* **TASK TO CARRY OUT**: Show every row below that contains the string "panel", copying each one in full.

* **Element boundary rows**:

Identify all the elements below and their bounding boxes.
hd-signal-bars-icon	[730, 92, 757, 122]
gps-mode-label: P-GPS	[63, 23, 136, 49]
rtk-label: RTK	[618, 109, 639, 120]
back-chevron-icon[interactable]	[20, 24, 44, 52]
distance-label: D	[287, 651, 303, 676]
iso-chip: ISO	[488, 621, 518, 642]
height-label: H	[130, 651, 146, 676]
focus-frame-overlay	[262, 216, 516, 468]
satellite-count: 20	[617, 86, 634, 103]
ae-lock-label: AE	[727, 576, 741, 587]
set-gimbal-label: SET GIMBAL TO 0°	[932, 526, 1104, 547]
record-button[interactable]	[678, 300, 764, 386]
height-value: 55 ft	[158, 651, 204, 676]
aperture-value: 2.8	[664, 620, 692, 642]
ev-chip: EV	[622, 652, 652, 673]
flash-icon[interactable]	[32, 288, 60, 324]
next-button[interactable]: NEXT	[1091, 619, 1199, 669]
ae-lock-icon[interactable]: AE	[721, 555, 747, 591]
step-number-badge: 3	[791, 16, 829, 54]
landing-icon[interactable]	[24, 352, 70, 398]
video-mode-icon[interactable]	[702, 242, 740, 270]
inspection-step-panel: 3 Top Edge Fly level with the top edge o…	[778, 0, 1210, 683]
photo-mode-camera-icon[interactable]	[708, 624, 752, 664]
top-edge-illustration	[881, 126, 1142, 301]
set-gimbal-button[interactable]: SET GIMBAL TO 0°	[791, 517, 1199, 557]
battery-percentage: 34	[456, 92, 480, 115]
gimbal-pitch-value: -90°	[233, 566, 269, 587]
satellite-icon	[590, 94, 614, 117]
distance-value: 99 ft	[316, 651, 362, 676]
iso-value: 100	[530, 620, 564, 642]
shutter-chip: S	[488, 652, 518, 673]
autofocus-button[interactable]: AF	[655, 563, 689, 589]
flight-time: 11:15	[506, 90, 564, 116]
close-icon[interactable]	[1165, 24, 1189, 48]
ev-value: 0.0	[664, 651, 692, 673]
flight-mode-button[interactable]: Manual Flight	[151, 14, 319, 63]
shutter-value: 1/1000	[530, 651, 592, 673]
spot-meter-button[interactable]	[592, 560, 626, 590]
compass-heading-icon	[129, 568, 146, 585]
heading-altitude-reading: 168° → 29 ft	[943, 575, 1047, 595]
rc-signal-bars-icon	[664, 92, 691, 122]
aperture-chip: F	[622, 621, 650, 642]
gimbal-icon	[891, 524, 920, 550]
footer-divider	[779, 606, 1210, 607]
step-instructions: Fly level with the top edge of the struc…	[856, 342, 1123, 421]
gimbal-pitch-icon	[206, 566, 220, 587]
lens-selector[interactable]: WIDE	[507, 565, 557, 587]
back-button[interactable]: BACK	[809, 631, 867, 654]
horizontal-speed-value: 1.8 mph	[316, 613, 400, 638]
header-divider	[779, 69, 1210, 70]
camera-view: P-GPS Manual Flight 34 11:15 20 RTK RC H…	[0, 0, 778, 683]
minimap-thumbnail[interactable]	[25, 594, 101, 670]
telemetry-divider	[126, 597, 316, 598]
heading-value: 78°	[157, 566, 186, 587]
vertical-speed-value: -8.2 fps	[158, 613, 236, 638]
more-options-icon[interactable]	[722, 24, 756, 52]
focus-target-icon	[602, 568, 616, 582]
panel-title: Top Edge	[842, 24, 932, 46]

* **RESPONSE**:
inspection-step-panel: 3 Top Edge Fly level with the top edge o…	[778, 0, 1210, 683]
panel-title: Top Edge	[842, 24, 932, 46]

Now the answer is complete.